** begin RECORDS SUPPLIED **

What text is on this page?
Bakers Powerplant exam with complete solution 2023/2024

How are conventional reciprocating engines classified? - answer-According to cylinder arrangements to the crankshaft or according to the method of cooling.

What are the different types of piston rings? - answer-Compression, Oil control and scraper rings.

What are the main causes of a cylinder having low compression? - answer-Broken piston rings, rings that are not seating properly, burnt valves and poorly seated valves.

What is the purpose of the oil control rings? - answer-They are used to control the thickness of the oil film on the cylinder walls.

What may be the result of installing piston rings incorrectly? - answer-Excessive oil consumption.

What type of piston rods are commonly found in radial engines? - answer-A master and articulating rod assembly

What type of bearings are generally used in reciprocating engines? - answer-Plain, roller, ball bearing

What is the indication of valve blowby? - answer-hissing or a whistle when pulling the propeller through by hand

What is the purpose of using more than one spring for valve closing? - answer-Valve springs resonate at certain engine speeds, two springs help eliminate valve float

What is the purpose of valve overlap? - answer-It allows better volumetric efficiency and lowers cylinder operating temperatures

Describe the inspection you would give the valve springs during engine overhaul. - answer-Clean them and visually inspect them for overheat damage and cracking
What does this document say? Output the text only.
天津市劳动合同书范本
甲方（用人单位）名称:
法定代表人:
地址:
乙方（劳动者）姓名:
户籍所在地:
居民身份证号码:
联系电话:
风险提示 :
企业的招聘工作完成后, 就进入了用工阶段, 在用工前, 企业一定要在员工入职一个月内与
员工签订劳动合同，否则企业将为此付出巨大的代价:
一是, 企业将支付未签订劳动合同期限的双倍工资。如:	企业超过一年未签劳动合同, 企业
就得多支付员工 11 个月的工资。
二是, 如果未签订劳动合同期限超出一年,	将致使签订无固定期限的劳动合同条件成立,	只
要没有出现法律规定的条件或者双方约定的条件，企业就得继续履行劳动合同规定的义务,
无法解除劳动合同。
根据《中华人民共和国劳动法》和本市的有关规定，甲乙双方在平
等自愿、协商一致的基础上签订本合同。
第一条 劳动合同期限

** end RECORDS SUPPLIED **

DIRECTIVE ▸
In the material above, tally every line with the string "reciprocating" in it, then give that number alone.

CORRECT OUTPUT ▸
2